(Stored data entries)
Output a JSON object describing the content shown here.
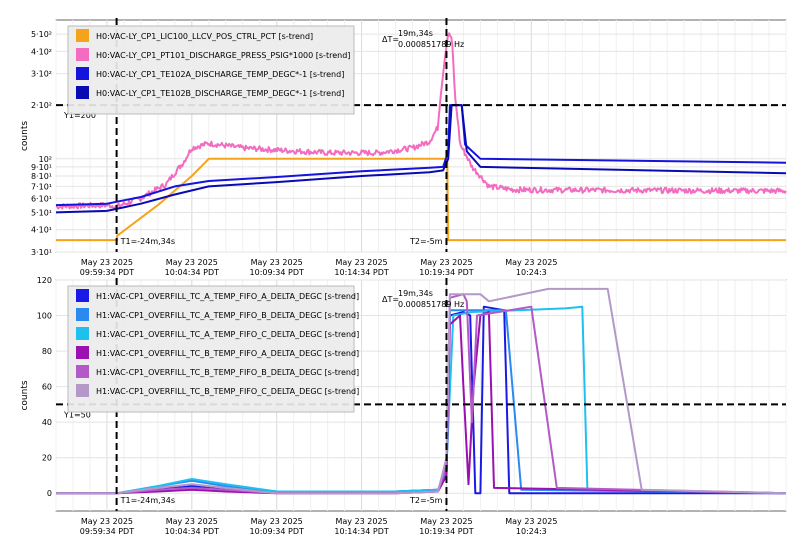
{
  "chart_data": [
    {
      "type": "line",
      "ylabel": "counts",
      "yscale": "log",
      "ylim": [
        30,
        600
      ],
      "xlim_minutes": [
        -28,
        15
      ],
      "grid": true,
      "legend_position": "top-left",
      "y_ticks": [
        {
          "v": 30,
          "label": "3·10¹"
        },
        {
          "v": 40,
          "label": "4·10¹"
        },
        {
          "v": 50,
          "label": "5·10¹"
        },
        {
          "v": 60,
          "label": "6·10¹"
        },
        {
          "v": 70,
          "label": "7·10¹"
        },
        {
          "v": 80,
          "label": "8·10¹"
        },
        {
          "v": 90,
          "label": "9·10¹"
        },
        {
          "v": 100,
          "label": "10²"
        },
        {
          "v": 200,
          "label": "2·10²"
        },
        {
          "v": 300,
          "label": "3·10²"
        },
        {
          "v": 400,
          "label": "4·10²"
        },
        {
          "v": 500,
          "label": "5·10²"
        }
      ],
      "x_ticks": [
        {
          "t": -25,
          "date": "May 23 2025",
          "time": "09:59:34 PDT"
        },
        {
          "t": -20,
          "date": "May 23 2025",
          "time": "10:04:34 PDT"
        },
        {
          "t": -15,
          "date": "May 23 2025",
          "time": "10:09:34 PDT"
        },
        {
          "t": -10,
          "date": "May 23 2025",
          "time": "10:14:34 PDT"
        },
        {
          "t": -5,
          "date": "May 23 2025",
          "time": "10:19:34 PDT"
        },
        {
          "t": 0,
          "date": "May 23 2025",
          "time": "10:24:3"
        }
      ],
      "cursors": {
        "t1": -24.43,
        "t2": -5,
        "y1": 200,
        "t1_label": "T1=-24m,34s",
        "t2_label": "T2=-5m",
        "y1_label": "Y1=200"
      },
      "delta": {
        "label": "ΔT=",
        "value": "19m,34s",
        "freq": "0.000851789 Hz"
      },
      "series": [
        {
          "name": "H0:VAC-LY_CP1_LIC100_LLCV_POS_CTRL_PCT [s-trend]",
          "color": "#f5a31a",
          "noise": 0,
          "points": [
            [
              -28,
              35
            ],
            [
              -24.4,
              35
            ],
            [
              -24.4,
              37
            ],
            [
              -22,
              55
            ],
            [
              -20,
              80
            ],
            [
              -19,
              100
            ],
            [
              -5,
              100
            ],
            [
              -4.95,
              98
            ],
            [
              -4.9,
              35
            ],
            [
              15,
              35
            ]
          ]
        },
        {
          "name": "H0:VAC-LY_CP1_PT101_DISCHARGE_PRESS_PSIG*1000 [s-trend]",
          "color": "#f26cbf",
          "noise": 0.035,
          "points": [
            [
              -28,
              54
            ],
            [
              -25,
              55
            ],
            [
              -24.4,
              54
            ],
            [
              -23,
              60
            ],
            [
              -21.5,
              72
            ],
            [
              -20.5,
              95
            ],
            [
              -20,
              115
            ],
            [
              -19,
              122
            ],
            [
              -17,
              115
            ],
            [
              -15,
              112
            ],
            [
              -12,
              108
            ],
            [
              -9,
              108
            ],
            [
              -7,
              115
            ],
            [
              -6,
              125
            ],
            [
              -5.5,
              150
            ],
            [
              -5.2,
              300
            ],
            [
              -4.9,
              500
            ],
            [
              -4.7,
              480
            ],
            [
              -4.5,
              220
            ],
            [
              -4.2,
              120
            ],
            [
              -3.5,
              90
            ],
            [
              -2.5,
              70
            ],
            [
              -1,
              67
            ],
            [
              15,
              66
            ]
          ]
        },
        {
          "name": "H0:VAC-LY_CP1_TE102A_DISCHARGE_TEMP_DEGC*-1 [s-trend]",
          "color": "#1414dc",
          "noise": 0,
          "points": [
            [
              -28,
              55
            ],
            [
              -25,
              56
            ],
            [
              -23,
              61
            ],
            [
              -21,
              70
            ],
            [
              -19,
              75
            ],
            [
              -15,
              79
            ],
            [
              -10,
              85
            ],
            [
              -6,
              89
            ],
            [
              -5.2,
              90
            ],
            [
              -4.9,
              110
            ],
            [
              -4.8,
              200
            ],
            [
              -4.1,
              200
            ],
            [
              -3.9,
              120
            ],
            [
              -3,
              100
            ],
            [
              15,
              95
            ]
          ]
        },
        {
          "name": "H0:VAC-LY_CP1_TE102B_DISCHARGE_TEMP_DEGC*-1 [s-trend]",
          "color": "#0a0ab4",
          "noise": 0,
          "points": [
            [
              -28,
              50
            ],
            [
              -25,
              51
            ],
            [
              -23,
              56
            ],
            [
              -21,
              63
            ],
            [
              -19,
              70
            ],
            [
              -15,
              74
            ],
            [
              -10,
              80
            ],
            [
              -6,
              84
            ],
            [
              -5.2,
              86
            ],
            [
              -4.9,
              100
            ],
            [
              -4.7,
              200
            ],
            [
              -4.1,
              200
            ],
            [
              -3.8,
              110
            ],
            [
              -3,
              90
            ],
            [
              15,
              83
            ]
          ]
        }
      ]
    },
    {
      "type": "line",
      "ylabel": "counts",
      "ylim": [
        -10,
        120
      ],
      "xlim_minutes": [
        -28,
        15
      ],
      "grid": true,
      "legend_position": "top-left",
      "y_ticks": [
        {
          "v": 0,
          "label": "0"
        },
        {
          "v": 20,
          "label": "20"
        },
        {
          "v": 40,
          "label": "40"
        },
        {
          "v": 60,
          "label": "60"
        },
        {
          "v": 80,
          "label": "80"
        },
        {
          "v": 100,
          "label": "100"
        },
        {
          "v": 120,
          "label": "120"
        }
      ],
      "x_ticks": [
        {
          "t": -25,
          "date": "May 23 2025",
          "time": "09:59:34 PDT"
        },
        {
          "t": -20,
          "date": "May 23 2025",
          "time": "10:04:34 PDT"
        },
        {
          "t": -15,
          "date": "May 23 2025",
          "time": "10:09:34 PDT"
        },
        {
          "t": -10,
          "date": "May 23 2025",
          "time": "10:14:34 PDT"
        },
        {
          "t": -5,
          "date": "May 23 2025",
          "time": "10:19:34 PDT"
        },
        {
          "t": 0,
          "date": "May 23 2025",
          "time": "10:24:3"
        }
      ],
      "cursors": {
        "t1": -24.43,
        "t2": -5,
        "y1": 50,
        "t1_label": "T1=-24m,34s",
        "t2_label": "T2=-5m",
        "y1_label": "Y1=50"
      },
      "delta": {
        "label": "ΔT=",
        "value": "19m,34s",
        "freq": "0.000851789 Hz"
      },
      "series": [
        {
          "name": "H1:VAC-CP1_OVERFILL_TC_A_TEMP_FIFO_A_DELTA_DEGC [s-trend]",
          "color": "#1a1ae6",
          "noise": 0,
          "points": [
            [
              -28,
              0
            ],
            [
              -24.4,
              0
            ],
            [
              -22,
              2
            ],
            [
              -20,
              4
            ],
            [
              -18,
              2
            ],
            [
              -15,
              1
            ],
            [
              -8,
              1
            ],
            [
              -5.5,
              2
            ],
            [
              -5,
              10
            ],
            [
              -4.8,
              100
            ],
            [
              -4,
              102
            ],
            [
              -3.6,
              100
            ],
            [
              -3.3,
              0
            ],
            [
              -3,
              0
            ],
            [
              -2.8,
              105
            ],
            [
              -1.6,
              103
            ],
            [
              -1.3,
              0
            ],
            [
              15,
              0
            ]
          ]
        },
        {
          "name": "H1:VAC-CP1_OVERFILL_TC_A_TEMP_FIFO_B_DELTA_DEGC [s-trend]",
          "color": "#2a8af0",
          "noise": 0,
          "points": [
            [
              -28,
              0
            ],
            [
              -24.4,
              0
            ],
            [
              -22,
              4
            ],
            [
              -20,
              7
            ],
            [
              -18,
              4
            ],
            [
              -15,
              1
            ],
            [
              -8,
              1
            ],
            [
              -5.5,
              2
            ],
            [
              -5,
              12
            ],
            [
              -4.8,
              103
            ],
            [
              -3,
              103
            ],
            [
              -1.5,
              103
            ],
            [
              -0.6,
              2
            ],
            [
              15,
              0
            ]
          ]
        },
        {
          "name": "H1:VAC-CP1_OVERFILL_TC_A_TEMP_FIFO_C_DELTA_DEGC [s-trend]",
          "color": "#1ec0f0",
          "noise": 0,
          "points": [
            [
              -28,
              0
            ],
            [
              -24.4,
              0
            ],
            [
              -22,
              4
            ],
            [
              -20,
              8
            ],
            [
              -18,
              5
            ],
            [
              -15,
              1
            ],
            [
              -8,
              1
            ],
            [
              -5.5,
              2
            ],
            [
              -5,
              15
            ],
            [
              -4.6,
              100
            ],
            [
              -3.5,
              102
            ],
            [
              2,
              104
            ],
            [
              3,
              105
            ],
            [
              3.3,
              2
            ],
            [
              15,
              0
            ]
          ]
        },
        {
          "name": "H1:VAC-CP1_OVERFILL_TC_B_TEMP_FIFO_A_DELTA_DEGC [s-trend]",
          "color": "#9a10b0",
          "noise": 0,
          "points": [
            [
              -28,
              0
            ],
            [
              -24.4,
              0
            ],
            [
              -22,
              1
            ],
            [
              -20,
              2
            ],
            [
              -18,
              1
            ],
            [
              -15,
              0
            ],
            [
              -8,
              0
            ],
            [
              -5.5,
              1
            ],
            [
              -5,
              10
            ],
            [
              -4.8,
              95
            ],
            [
              -4.2,
              100
            ],
            [
              -4,
              60
            ],
            [
              -3.7,
              5
            ],
            [
              -3.4,
              60
            ],
            [
              -3,
              100
            ],
            [
              -2.5,
              102
            ],
            [
              -2.2,
              3
            ],
            [
              15,
              0
            ]
          ]
        },
        {
          "name": "H1:VAC-CP1_OVERFILL_TC_B_TEMP_FIFO_B_DELTA_DEGC [s-trend]",
          "color": "#b45ac8",
          "noise": 0,
          "points": [
            [
              -28,
              0
            ],
            [
              -24.4,
              0
            ],
            [
              -22,
              2
            ],
            [
              -20,
              3
            ],
            [
              -18,
              2
            ],
            [
              -15,
              0
            ],
            [
              -8,
              0
            ],
            [
              -5.5,
              1
            ],
            [
              -5,
              15
            ],
            [
              -4.8,
              110
            ],
            [
              -4,
              112
            ],
            [
              -3.8,
              108
            ],
            [
              -3.5,
              40
            ],
            [
              -3.2,
              100
            ],
            [
              0,
              105
            ],
            [
              1.5,
              3
            ],
            [
              15,
              0
            ]
          ]
        },
        {
          "name": "H1:VAC-CP1_OVERFILL_TC_B_TEMP_FIFO_C_DELTA_DEGC [s-trend]",
          "color": "#b498c8",
          "noise": 0,
          "points": [
            [
              -28,
              0
            ],
            [
              -24.4,
              0
            ],
            [
              -22,
              3
            ],
            [
              -20,
              5
            ],
            [
              -18,
              3
            ],
            [
              -15,
              0
            ],
            [
              -8,
              0
            ],
            [
              -5.5,
              1
            ],
            [
              -5,
              20
            ],
            [
              -4.8,
              112
            ],
            [
              -3,
              112
            ],
            [
              -2.5,
              108
            ],
            [
              -1,
              111
            ],
            [
              1,
              115
            ],
            [
              4.5,
              115
            ],
            [
              6.5,
              2
            ],
            [
              15,
              0
            ]
          ]
        }
      ]
    }
  ]
}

### DESCRIPTION OF THE TASK:
Copy each line that holds the word "color".

### ANSWER FOR THIS EXERCISE:
          "color": "#f5a31a",
          "color": "#f26cbf",
          "color": "#1414dc",
          "color": "#0a0ab4",
          "color": "#1a1ae6",
          "color": "#2a8af0",
          "color": "#1ec0f0",
          "color": "#9a10b0",
          "color": "#b45ac8",
          "color": "#b498c8",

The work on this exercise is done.